AIM OF THE TASK
Copy out all the entries exactly.

RECORDS SUPPLIED
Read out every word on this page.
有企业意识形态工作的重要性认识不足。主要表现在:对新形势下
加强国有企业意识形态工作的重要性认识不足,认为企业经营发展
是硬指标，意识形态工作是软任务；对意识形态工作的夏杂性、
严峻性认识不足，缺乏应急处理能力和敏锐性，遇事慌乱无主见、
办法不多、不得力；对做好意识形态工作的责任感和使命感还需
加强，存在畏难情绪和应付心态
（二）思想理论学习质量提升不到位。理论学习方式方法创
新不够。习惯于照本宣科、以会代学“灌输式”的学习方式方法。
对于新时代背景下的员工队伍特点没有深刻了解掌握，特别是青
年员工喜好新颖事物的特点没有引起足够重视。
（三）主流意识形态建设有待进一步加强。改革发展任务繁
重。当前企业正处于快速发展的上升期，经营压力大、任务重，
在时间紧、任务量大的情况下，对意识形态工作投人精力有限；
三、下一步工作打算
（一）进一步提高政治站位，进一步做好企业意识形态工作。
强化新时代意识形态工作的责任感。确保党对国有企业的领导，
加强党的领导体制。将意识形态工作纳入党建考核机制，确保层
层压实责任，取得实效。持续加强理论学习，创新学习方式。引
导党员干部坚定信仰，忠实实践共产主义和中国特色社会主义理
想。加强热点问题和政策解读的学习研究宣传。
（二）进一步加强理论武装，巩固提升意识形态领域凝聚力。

RESULT OF THIS TASK
Read out every word on this page.
有企业意识形态工作的重要性认识不足。主要表现在:对新形势下
加强国有企业意识形态工作的重要性认识不足,认为企业经营发展
是硬指标，意识形态工作是软任务；对意识形态工作的夏杂性、
严峻性认识不足，缺乏应急处理能力和敏锐性，遇事慌乱无主见、
办法不多、不得力；对做好意识形态工作的责任感和使命感还需
加强，存在畏难情绪和应付心态
（二）思想理论学习质量提升不到位。理论学习方式方法创
新不够。习惯于照本宣科、以会代学“灌输式”的学习方式方法。
对于新时代背景下的员工队伍特点没有深刻了解掌握，特别是青
年员工喜好新颖事物的特点没有引起足够重视。
（三）主流意识形态建设有待进一步加强。改革发展任务繁
重。当前企业正处于快速发展的上升期，经营压力大、任务重，
在时间紧、任务量大的情况下，对意识形态工作投人精力有限；
三、下一步工作打算
（一）进一步提高政治站位，进一步做好企业意识形态工作。
强化新时代意识形态工作的责任感。确保党对国有企业的领导，
加强党的领导体制。将意识形态工作纳入党建考核机制，确保层
层压实责任，取得实效。持续加强理论学习，创新学习方式。引
导党员干部坚定信仰，忠实实践共产主义和中国特色社会主义理
想。加强热点问题和政策解读的学习研究宣传。
（二）进一步加强理论武装，巩固提升意识形态领域凝聚力。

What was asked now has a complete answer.